→ **Items**
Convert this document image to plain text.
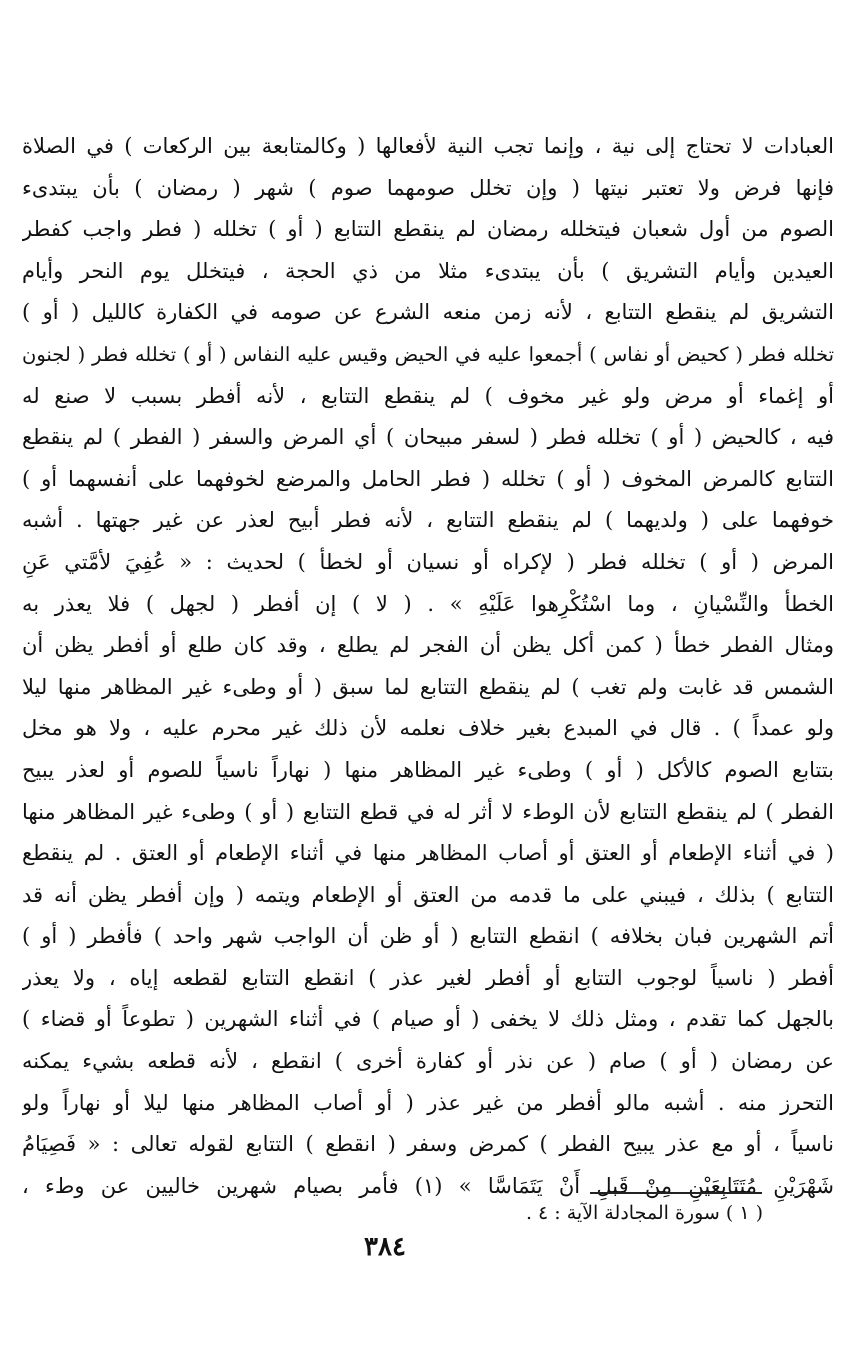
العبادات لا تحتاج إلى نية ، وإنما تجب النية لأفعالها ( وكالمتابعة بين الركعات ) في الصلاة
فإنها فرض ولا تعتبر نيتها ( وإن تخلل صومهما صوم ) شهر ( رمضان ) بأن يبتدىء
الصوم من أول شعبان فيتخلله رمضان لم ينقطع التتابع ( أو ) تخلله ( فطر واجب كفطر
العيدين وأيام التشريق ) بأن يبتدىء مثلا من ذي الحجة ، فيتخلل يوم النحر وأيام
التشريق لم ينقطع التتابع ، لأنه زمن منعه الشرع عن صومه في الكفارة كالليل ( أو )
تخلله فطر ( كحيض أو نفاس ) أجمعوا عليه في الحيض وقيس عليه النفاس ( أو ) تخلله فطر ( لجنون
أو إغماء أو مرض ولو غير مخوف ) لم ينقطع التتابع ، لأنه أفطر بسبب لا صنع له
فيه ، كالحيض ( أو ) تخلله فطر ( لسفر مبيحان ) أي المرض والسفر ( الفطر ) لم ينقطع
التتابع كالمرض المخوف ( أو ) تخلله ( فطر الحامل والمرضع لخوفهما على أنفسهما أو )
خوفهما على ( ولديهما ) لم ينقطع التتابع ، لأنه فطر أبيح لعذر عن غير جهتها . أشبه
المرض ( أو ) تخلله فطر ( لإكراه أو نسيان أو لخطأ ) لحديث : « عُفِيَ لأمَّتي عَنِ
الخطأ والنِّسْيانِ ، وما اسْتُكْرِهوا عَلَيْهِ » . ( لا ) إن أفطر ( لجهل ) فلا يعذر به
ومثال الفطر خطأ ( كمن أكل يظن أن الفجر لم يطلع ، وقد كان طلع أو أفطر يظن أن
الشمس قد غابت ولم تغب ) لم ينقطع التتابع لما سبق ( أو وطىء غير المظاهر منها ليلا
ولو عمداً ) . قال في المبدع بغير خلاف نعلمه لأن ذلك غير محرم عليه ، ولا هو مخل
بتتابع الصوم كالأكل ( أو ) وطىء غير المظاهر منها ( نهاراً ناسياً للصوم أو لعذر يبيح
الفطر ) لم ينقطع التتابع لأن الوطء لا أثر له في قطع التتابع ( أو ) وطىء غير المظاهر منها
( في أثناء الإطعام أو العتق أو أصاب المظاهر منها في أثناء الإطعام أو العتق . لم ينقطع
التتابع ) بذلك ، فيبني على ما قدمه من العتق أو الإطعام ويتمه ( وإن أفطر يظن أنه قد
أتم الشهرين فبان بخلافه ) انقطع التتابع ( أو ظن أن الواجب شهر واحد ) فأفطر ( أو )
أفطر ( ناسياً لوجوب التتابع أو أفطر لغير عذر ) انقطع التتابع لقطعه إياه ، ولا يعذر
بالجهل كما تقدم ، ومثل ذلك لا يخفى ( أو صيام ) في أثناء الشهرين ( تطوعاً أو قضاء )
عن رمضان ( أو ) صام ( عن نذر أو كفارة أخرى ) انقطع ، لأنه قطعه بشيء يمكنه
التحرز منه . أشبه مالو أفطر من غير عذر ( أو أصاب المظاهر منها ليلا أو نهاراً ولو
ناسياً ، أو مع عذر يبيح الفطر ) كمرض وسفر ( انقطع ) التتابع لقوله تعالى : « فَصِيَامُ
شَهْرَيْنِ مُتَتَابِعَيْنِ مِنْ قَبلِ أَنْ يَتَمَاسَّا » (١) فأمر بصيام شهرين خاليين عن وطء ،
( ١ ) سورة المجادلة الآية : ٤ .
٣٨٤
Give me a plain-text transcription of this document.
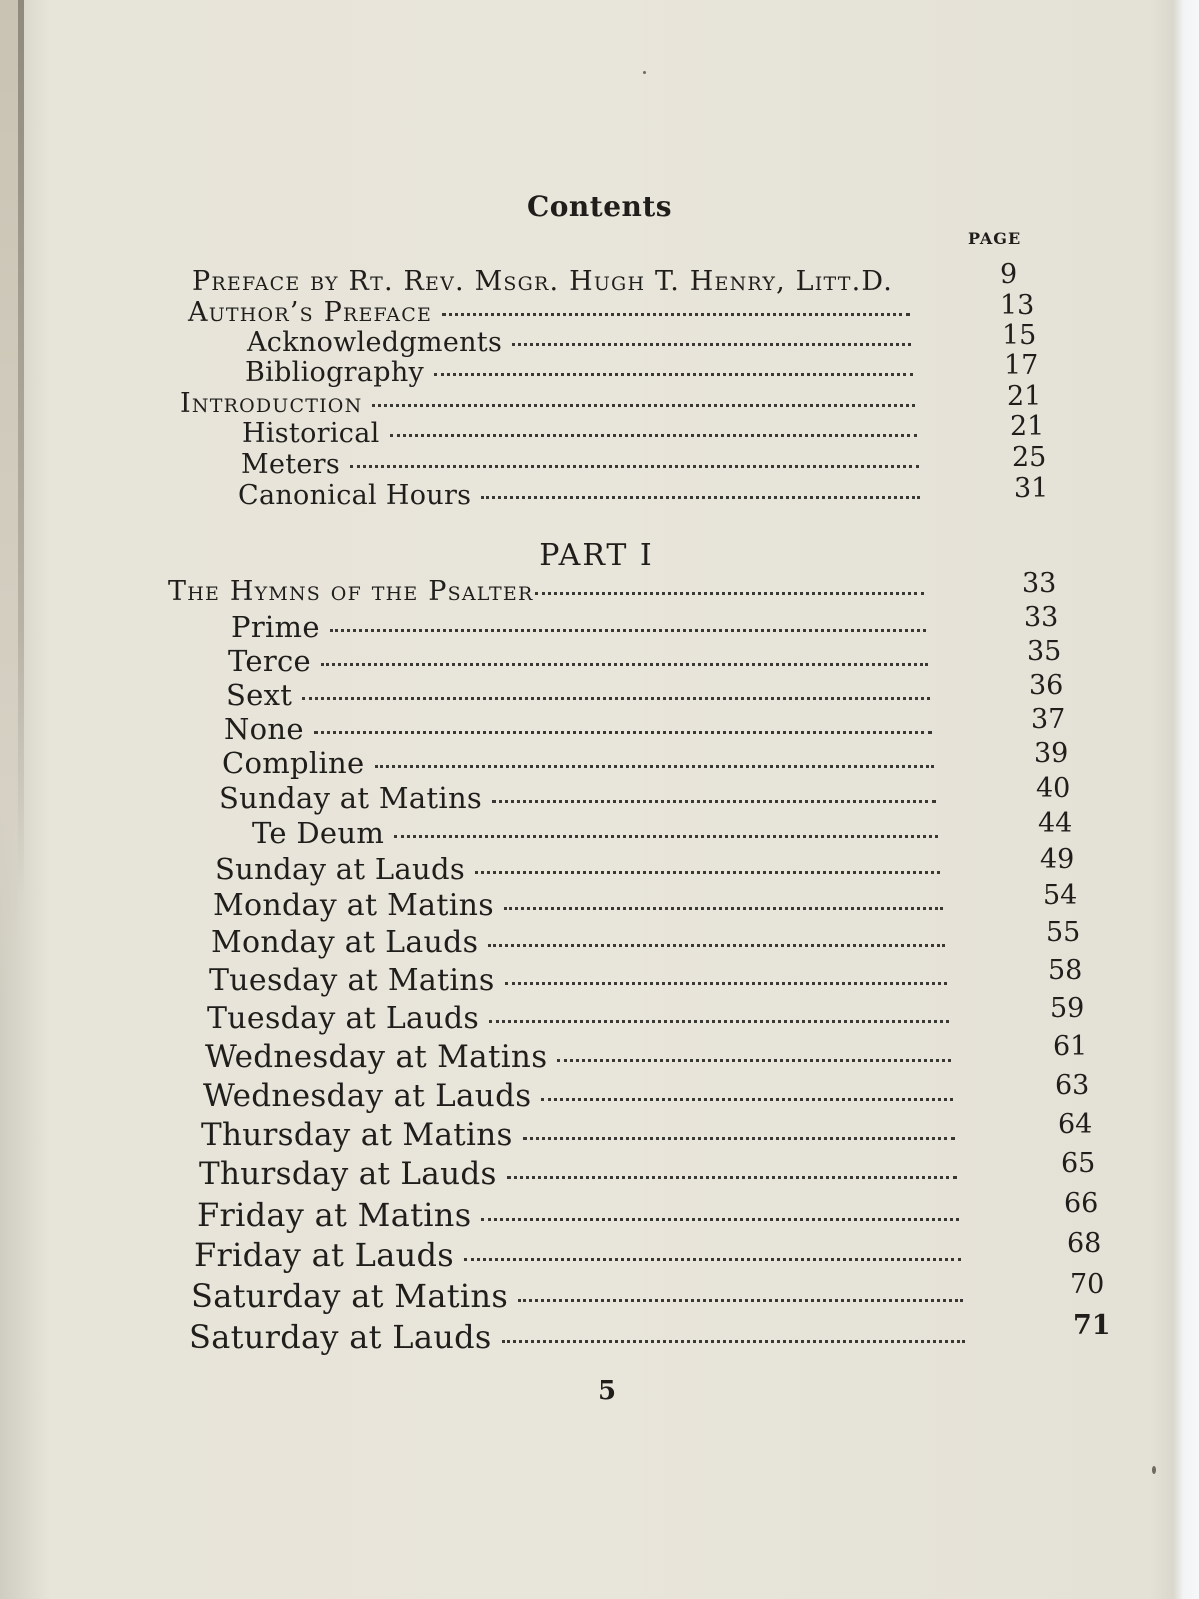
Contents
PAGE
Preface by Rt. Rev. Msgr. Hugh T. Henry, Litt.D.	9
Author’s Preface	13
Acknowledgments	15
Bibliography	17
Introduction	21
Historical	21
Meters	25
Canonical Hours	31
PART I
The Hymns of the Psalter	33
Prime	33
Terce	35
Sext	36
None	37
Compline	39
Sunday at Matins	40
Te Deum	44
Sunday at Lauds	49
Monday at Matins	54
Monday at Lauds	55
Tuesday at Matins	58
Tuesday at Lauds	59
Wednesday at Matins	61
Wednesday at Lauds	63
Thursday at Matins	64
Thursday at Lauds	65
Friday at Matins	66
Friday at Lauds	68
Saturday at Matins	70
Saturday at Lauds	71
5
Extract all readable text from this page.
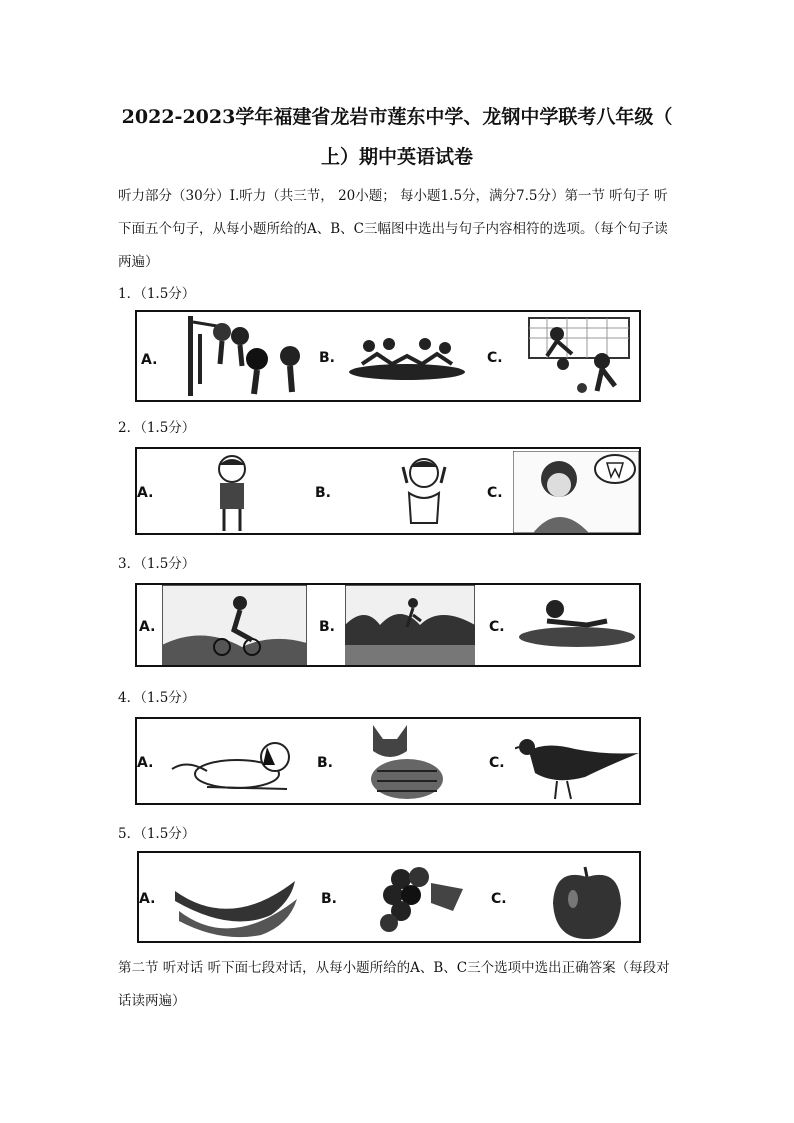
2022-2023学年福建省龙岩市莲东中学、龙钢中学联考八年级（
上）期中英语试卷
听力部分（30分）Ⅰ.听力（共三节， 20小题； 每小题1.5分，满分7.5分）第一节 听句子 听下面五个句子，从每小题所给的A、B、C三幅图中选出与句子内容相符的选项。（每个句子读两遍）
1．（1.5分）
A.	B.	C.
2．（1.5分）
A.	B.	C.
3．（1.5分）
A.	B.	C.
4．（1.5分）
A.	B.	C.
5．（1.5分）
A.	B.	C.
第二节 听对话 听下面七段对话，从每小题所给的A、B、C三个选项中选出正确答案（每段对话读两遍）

→ **What you have to do**
Return the material word for word. Pictures are not part of the copy.

→ **The answer**
Convert this document image to plain text.
العبادات لا تحتاج إلى نية ، وإنما تجب النية لأفعالها ( وكالمتابعة بين الركعات ) في الصلاة
فإنها فرض ولا تعتبر نيتها ( وإن تخلل صومهما صوم ) شهر ( رمضان ) بأن يبتدىء
الصوم من أول شعبان فيتخلله رمضان لم ينقطع التتابع ( أو ) تخلله ( فطر واجب كفطر
العيدين وأيام التشريق ) بأن يبتدىء مثلا من ذي الحجة ، فيتخلل يوم النحر وأيام
التشريق لم ينقطع التتابع ، لأنه زمن منعه الشرع عن صومه في الكفارة كالليل ( أو )
تخلله فطر ( كحيض أو نفاس ) أجمعوا عليه في الحيض وقيس عليه النفاس ( أو ) تخلله فطر ( لجنون
أو إغماء أو مرض ولو غير مخوف ) لم ينقطع التتابع ، لأنه أفطر بسبب لا صنع له
فيه ، كالحيض ( أو ) تخلله فطر ( لسفر مبيحان ) أي المرض والسفر ( الفطر ) لم ينقطع
التتابع كالمرض المخوف ( أو ) تخلله ( فطر الحامل والمرضع لخوفهما على أنفسهما أو )
خوفهما على ( ولديهما ) لم ينقطع التتابع ، لأنه فطر أبيح لعذر عن غير جهتها . أشبه
المرض ( أو ) تخلله فطر ( لإكراه أو نسيان أو لخطأ ) لحديث : « عُفِيَ لأمَّتي عَنِ
الخطأ والنِّسْيانِ ، وما اسْتُكْرِهوا عَلَيْهِ » . ( لا ) إن أفطر ( لجهل ) فلا يعذر به
ومثال الفطر خطأ ( كمن أكل يظن أن الفجر لم يطلع ، وقد كان طلع أو أفطر يظن أن
الشمس قد غابت ولم تغب ) لم ينقطع التتابع لما سبق ( أو وطىء غير المظاهر منها ليلا
ولو عمداً ) . قال في المبدع بغير خلاف نعلمه لأن ذلك غير محرم عليه ، ولا هو مخل
بتتابع الصوم كالأكل ( أو ) وطىء غير المظاهر منها ( نهاراً ناسياً للصوم أو لعذر يبيح
الفطر ) لم ينقطع التتابع لأن الوطء لا أثر له في قطع التتابع ( أو ) وطىء غير المظاهر منها
( في أثناء الإطعام أو العتق أو أصاب المظاهر منها في أثناء الإطعام أو العتق . لم ينقطع
التتابع ) بذلك ، فيبني على ما قدمه من العتق أو الإطعام ويتمه ( وإن أفطر يظن أنه قد
أتم الشهرين فبان بخلافه ) انقطع التتابع ( أو ظن أن الواجب شهر واحد ) فأفطر ( أو )
أفطر ( ناسياً لوجوب التتابع أو أفطر لغير عذر ) انقطع التتابع لقطعه إياه ، ولا يعذر
بالجهل كما تقدم ، ومثل ذلك لا يخفى ( أو صيام ) في أثناء الشهرين ( تطوعاً أو قضاء )
عن رمضان ( أو ) صام ( عن نذر أو كفارة أخرى ) انقطع ، لأنه قطعه بشيء يمكنه
التحرز منه . أشبه مالو أفطر من غير عذر ( أو أصاب المظاهر منها ليلا أو نهاراً ولو
ناسياً ، أو مع عذر يبيح الفطر ) كمرض وسفر ( انقطع ) التتابع لقوله تعالى : « فَصِيَامُ
شَهْرَيْنِ مُتَتَابِعَيْنِ مِنْ قَبلِ أَنْ يَتَمَاسَّا » (١) فأمر بصيام شهرين خاليين عن وطء ،
( ١ ) سورة المجادلة الآية : ٤ .
٣٨٤
Give me a plain-text transcription of this document.
Contents
PAGE
Preface by Rt. Rev. Msgr. Hugh T. Henry, Litt.D.	9
Author’s Preface	13
Acknowledgments	15
Bibliography	17
Introduction	21
Historical	21
Meters	25
Canonical Hours	31
PART I
The Hymns of the Psalter	33
Prime	33
Terce	35
Sext	36
None	37
Compline	39
Sunday at Matins	40
Te Deum	44
Sunday at Lauds	49
Monday at Matins	54
Monday at Lauds	55
Tuesday at Matins	58
Tuesday at Lauds	59
Wednesday at Matins	61
Wednesday at Lauds	63
Thursday at Matins	64
Thursday at Lauds	65
Friday at Matins	66
Friday at Lauds	68
Saturday at Matins	70
Saturday at Lauds	71
5
Extract all readable text from this page.
2022-2023学年福建省龙岩市莲东中学、龙钢中学联考八年级（
上）期中英语试卷
听力部分（30分）Ⅰ.听力（共三节， 20小题； 每小题1.5分，满分7.5分）第一节 听句子 听下面五个句子，从每小题所给的A、B、C三幅图中选出与句子内容相符的选项。（每个句子读两遍）
1．（1.5分）
A.	B.	C.
2．（1.5分）
A.	B.	C.
3．（1.5分）
A.	B.	C.
4．（1.5分）
A.	B.	C.
5．（1.5分）
A.	B.	C.
第二节 听对话 听下面七段对话，从每小题所给的A、B、C三个选项中选出正确答案（每段对话读两遍）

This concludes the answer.